▶ _INFORMATION SHOWN_
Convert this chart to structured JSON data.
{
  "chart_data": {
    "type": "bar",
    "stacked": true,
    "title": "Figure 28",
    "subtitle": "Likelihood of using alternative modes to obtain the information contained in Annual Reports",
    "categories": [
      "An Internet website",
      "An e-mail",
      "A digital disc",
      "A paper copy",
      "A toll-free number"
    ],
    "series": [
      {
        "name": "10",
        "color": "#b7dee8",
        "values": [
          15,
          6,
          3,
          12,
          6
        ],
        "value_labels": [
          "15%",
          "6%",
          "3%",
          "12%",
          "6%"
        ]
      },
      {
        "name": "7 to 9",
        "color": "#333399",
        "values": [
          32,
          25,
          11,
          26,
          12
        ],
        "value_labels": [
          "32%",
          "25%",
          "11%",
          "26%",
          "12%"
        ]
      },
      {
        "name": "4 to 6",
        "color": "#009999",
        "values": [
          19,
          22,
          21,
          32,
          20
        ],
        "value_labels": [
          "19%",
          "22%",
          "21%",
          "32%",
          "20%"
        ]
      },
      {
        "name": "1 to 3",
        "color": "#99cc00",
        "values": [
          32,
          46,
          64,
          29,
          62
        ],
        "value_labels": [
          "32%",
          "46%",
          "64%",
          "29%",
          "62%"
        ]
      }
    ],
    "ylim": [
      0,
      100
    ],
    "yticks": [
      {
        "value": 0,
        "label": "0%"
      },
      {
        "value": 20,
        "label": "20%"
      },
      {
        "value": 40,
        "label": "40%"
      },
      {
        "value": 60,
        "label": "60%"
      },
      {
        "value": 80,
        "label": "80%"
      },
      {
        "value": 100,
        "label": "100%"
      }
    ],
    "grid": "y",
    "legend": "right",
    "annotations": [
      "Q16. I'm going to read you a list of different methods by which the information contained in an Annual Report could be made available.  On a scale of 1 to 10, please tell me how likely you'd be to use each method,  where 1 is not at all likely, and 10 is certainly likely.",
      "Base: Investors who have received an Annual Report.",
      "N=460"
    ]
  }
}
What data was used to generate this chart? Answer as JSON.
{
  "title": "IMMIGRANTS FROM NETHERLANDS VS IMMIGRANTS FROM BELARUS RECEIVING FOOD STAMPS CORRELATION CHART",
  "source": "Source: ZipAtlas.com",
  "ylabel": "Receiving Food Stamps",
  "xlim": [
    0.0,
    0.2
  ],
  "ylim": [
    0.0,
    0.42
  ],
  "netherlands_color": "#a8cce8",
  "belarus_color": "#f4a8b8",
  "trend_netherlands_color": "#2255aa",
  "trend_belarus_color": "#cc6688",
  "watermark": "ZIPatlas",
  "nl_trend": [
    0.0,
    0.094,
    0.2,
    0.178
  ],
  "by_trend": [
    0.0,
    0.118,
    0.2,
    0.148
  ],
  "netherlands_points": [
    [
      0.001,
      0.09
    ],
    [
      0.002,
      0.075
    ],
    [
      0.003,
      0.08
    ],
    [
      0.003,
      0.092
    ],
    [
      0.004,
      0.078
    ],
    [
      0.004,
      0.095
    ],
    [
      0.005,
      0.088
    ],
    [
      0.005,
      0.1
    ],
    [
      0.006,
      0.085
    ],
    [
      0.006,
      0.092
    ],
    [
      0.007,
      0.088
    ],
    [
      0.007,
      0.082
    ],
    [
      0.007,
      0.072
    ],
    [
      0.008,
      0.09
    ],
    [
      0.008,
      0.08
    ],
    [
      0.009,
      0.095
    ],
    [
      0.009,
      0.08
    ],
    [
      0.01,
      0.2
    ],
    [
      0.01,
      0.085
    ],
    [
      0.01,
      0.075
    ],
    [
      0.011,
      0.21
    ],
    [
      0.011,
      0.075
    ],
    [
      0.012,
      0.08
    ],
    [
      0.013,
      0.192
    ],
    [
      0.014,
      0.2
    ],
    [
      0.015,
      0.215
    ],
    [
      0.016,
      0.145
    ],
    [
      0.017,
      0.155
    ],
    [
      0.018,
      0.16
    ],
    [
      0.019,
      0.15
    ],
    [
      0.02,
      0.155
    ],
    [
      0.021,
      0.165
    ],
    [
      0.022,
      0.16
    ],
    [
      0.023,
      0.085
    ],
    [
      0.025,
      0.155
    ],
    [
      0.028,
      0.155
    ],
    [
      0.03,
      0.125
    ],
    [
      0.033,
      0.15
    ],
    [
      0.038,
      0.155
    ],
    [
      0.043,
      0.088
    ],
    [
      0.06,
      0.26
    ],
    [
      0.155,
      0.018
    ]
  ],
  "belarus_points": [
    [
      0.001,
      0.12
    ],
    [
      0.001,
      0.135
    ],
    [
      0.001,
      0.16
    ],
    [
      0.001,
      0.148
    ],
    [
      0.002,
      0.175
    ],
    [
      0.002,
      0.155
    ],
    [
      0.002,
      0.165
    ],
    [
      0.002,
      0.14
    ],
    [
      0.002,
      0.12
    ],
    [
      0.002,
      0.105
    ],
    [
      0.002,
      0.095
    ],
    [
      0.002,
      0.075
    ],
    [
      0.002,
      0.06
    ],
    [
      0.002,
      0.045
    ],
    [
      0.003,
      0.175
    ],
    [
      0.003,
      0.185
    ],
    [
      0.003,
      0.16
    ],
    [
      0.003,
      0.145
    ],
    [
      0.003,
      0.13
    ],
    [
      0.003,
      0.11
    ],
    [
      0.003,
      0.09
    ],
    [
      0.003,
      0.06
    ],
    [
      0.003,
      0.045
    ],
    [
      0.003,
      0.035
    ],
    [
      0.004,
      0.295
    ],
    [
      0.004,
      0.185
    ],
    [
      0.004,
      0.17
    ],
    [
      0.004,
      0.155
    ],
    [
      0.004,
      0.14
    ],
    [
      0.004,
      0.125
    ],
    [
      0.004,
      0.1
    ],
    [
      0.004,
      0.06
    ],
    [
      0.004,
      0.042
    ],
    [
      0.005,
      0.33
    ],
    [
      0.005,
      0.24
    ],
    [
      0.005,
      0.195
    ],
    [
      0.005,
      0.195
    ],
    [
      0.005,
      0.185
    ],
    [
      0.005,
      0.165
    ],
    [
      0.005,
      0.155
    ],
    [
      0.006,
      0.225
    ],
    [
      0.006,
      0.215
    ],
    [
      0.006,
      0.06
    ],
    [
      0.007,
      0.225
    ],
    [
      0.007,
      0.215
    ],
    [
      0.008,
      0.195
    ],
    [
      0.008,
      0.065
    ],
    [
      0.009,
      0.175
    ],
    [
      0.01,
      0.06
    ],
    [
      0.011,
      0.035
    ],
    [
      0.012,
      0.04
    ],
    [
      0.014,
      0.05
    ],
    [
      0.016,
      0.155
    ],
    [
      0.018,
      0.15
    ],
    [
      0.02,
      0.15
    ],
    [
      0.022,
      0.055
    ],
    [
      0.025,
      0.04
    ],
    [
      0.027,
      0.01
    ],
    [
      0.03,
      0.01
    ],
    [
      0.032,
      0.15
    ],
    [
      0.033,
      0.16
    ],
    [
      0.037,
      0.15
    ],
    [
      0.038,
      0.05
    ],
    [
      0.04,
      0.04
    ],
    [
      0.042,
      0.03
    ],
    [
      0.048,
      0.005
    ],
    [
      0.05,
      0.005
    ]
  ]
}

▶ _EXERCISE_
Would you write down every record again, exactly?

▶ _RESULT BELOW_
Convert this chart to structured JSON data.
{
  "chart_data": {
    "type": "bar",
    "stacked": true,
    "title": "Figure 28",
    "subtitle": "Likelihood of using alternative modes to obtain the information contained in Annual Reports",
    "categories": [
      "An Internet website",
      "An e-mail",
      "A digital disc",
      "A paper copy",
      "A toll-free number"
    ],
    "series": [
      {
        "name": "10",
        "color": "#b7dee8",
        "values": [
          15,
          6,
          3,
          12,
          6
        ],
        "value_labels": [
          "15%",
          "6%",
          "3%",
          "12%",
          "6%"
        ]
      },
      {
        "name": "7 to 9",
        "color": "#333399",
        "values": [
          32,
          25,
          11,
          26,
          12
        ],
        "value_labels": [
          "32%",
          "25%",
          "11%",
          "26%",
          "12%"
        ]
      },
      {
        "name": "4 to 6",
        "color": "#009999",
        "values": [
          19,
          22,
          21,
          32,
          20
        ],
        "value_labels": [
          "19%",
          "22%",
          "21%",
          "32%",
          "20%"
        ]
      },
      {
        "name": "1 to 3",
        "color": "#99cc00",
        "values": [
          32,
          46,
          64,
          29,
          62
        ],
        "value_labels": [
          "32%",
          "46%",
          "64%",
          "29%",
          "62%"
        ]
      }
    ],
    "ylim": [
      0,
      100
    ],
    "yticks": [
      {
        "value": 0,
        "label": "0%"
      },
      {
        "value": 20,
        "label": "20%"
      },
      {
        "value": 40,
        "label": "40%"
      },
      {
        "value": 60,
        "label": "60%"
      },
      {
        "value": 80,
        "label": "80%"
      },
      {
        "value": 100,
        "label": "100%"
      }
    ],
    "grid": "y",
    "legend": "right",
    "annotations": [
      "Q16. I'm going to read you a list of different methods by which the information contained in an Annual Report could be made available.  On a scale of 1 to 10, please tell me how likely you'd be to use each method,  where 1 is not at all likely, and 10 is certainly likely.",
      "Base: Investors who have received an Annual Report.",
      "N=460"
    ]
  }
}
What data was used to generate this chart? Answer as JSON.
{
  "title": "IMMIGRANTS FROM NETHERLANDS VS IMMIGRANTS FROM BELARUS RECEIVING FOOD STAMPS CORRELATION CHART",
  "source": "Source: ZipAtlas.com",
  "ylabel": "Receiving Food Stamps",
  "xlim": [
    0.0,
    0.2
  ],
  "ylim": [
    0.0,
    0.42
  ],
  "netherlands_color": "#a8cce8",
  "belarus_color": "#f4a8b8",
  "trend_netherlands_color": "#2255aa",
  "trend_belarus_color": "#cc6688",
  "watermark": "ZIPatlas",
  "nl_trend": [
    0.0,
    0.094,
    0.2,
    0.178
  ],
  "by_trend": [
    0.0,
    0.118,
    0.2,
    0.148
  ],
  "netherlands_points": [
    [
      0.001,
      0.09
    ],
    [
      0.002,
      0.075
    ],
    [
      0.003,
      0.08
    ],
    [
      0.003,
      0.092
    ],
    [
      0.004,
      0.078
    ],
    [
      0.004,
      0.095
    ],
    [
      0.005,
      0.088
    ],
    [
      0.005,
      0.1
    ],
    [
      0.006,
      0.085
    ],
    [
      0.006,
      0.092
    ],
    [
      0.007,
      0.088
    ],
    [
      0.007,
      0.082
    ],
    [
      0.007,
      0.072
    ],
    [
      0.008,
      0.09
    ],
    [
      0.008,
      0.08
    ],
    [
      0.009,
      0.095
    ],
    [
      0.009,
      0.08
    ],
    [
      0.01,
      0.2
    ],
    [
      0.01,
      0.085
    ],
    [
      0.01,
      0.075
    ],
    [
      0.011,
      0.21
    ],
    [
      0.011,
      0.075
    ],
    [
      0.012,
      0.08
    ],
    [
      0.013,
      0.192
    ],
    [
      0.014,
      0.2
    ],
    [
      0.015,
      0.215
    ],
    [
      0.016,
      0.145
    ],
    [
      0.017,
      0.155
    ],
    [
      0.018,
      0.16
    ],
    [
      0.019,
      0.15
    ],
    [
      0.02,
      0.155
    ],
    [
      0.021,
      0.165
    ],
    [
      0.022,
      0.16
    ],
    [
      0.023,
      0.085
    ],
    [
      0.025,
      0.155
    ],
    [
      0.028,
      0.155
    ],
    [
      0.03,
      0.125
    ],
    [
      0.033,
      0.15
    ],
    [
      0.038,
      0.155
    ],
    [
      0.043,
      0.088
    ],
    [
      0.06,
      0.26
    ],
    [
      0.155,
      0.018
    ]
  ],
  "belarus_points": [
    [
      0.001,
      0.12
    ],
    [
      0.001,
      0.135
    ],
    [
      0.001,
      0.16
    ],
    [
      0.001,
      0.148
    ],
    [
      0.002,
      0.175
    ],
    [
      0.002,
      0.155
    ],
    [
      0.002,
      0.165
    ],
    [
      0.002,
      0.14
    ],
    [
      0.002,
      0.12
    ],
    [
      0.002,
      0.105
    ],
    [
      0.002,
      0.095
    ],
    [
      0.002,
      0.075
    ],
    [
      0.002,
      0.06
    ],
    [
      0.002,
      0.045
    ],
    [
      0.003,
      0.175
    ],
    [
      0.003,
      0.185
    ],
    [
      0.003,
      0.16
    ],
    [
      0.003,
      0.145
    ],
    [
      0.003,
      0.13
    ],
    [
      0.003,
      0.11
    ],
    [
      0.003,
      0.09
    ],
    [
      0.003,
      0.06
    ],
    [
      0.003,
      0.045
    ],
    [
      0.003,
      0.035
    ],
    [
      0.004,
      0.295
    ],
    [
      0.004,
      0.185
    ],
    [
      0.004,
      0.17
    ],
    [
      0.004,
      0.155
    ],
    [
      0.004,
      0.14
    ],
    [
      0.004,
      0.125
    ],
    [
      0.004,
      0.1
    ],
    [
      0.004,
      0.06
    ],
    [
      0.004,
      0.042
    ],
    [
      0.005,
      0.33
    ],
    [
      0.005,
      0.24
    ],
    [
      0.005,
      0.195
    ],
    [
      0.005,
      0.195
    ],
    [
      0.005,
      0.185
    ],
    [
      0.005,
      0.165
    ],
    [
      0.005,
      0.155
    ],
    [
      0.006,
      0.225
    ],
    [
      0.006,
      0.215
    ],
    [
      0.006,
      0.06
    ],
    [
      0.007,
      0.225
    ],
    [
      0.007,
      0.215
    ],
    [
      0.008,
      0.195
    ],
    [
      0.008,
      0.065
    ],
    [
      0.009,
      0.175
    ],
    [
      0.01,
      0.06
    ],
    [
      0.011,
      0.035
    ],
    [
      0.012,
      0.04
    ],
    [
      0.014,
      0.05
    ],
    [
      0.016,
      0.155
    ],
    [
      0.018,
      0.15
    ],
    [
      0.02,
      0.15
    ],
    [
      0.022,
      0.055
    ],
    [
      0.025,
      0.04
    ],
    [
      0.027,
      0.01
    ],
    [
      0.03,
      0.01
    ],
    [
      0.032,
      0.15
    ],
    [
      0.033,
      0.16
    ],
    [
      0.037,
      0.15
    ],
    [
      0.038,
      0.05
    ],
    [
      0.04,
      0.04
    ],
    [
      0.042,
      0.03
    ],
    [
      0.048,
      0.005
    ],
    [
      0.05,
      0.005
    ]
  ]
}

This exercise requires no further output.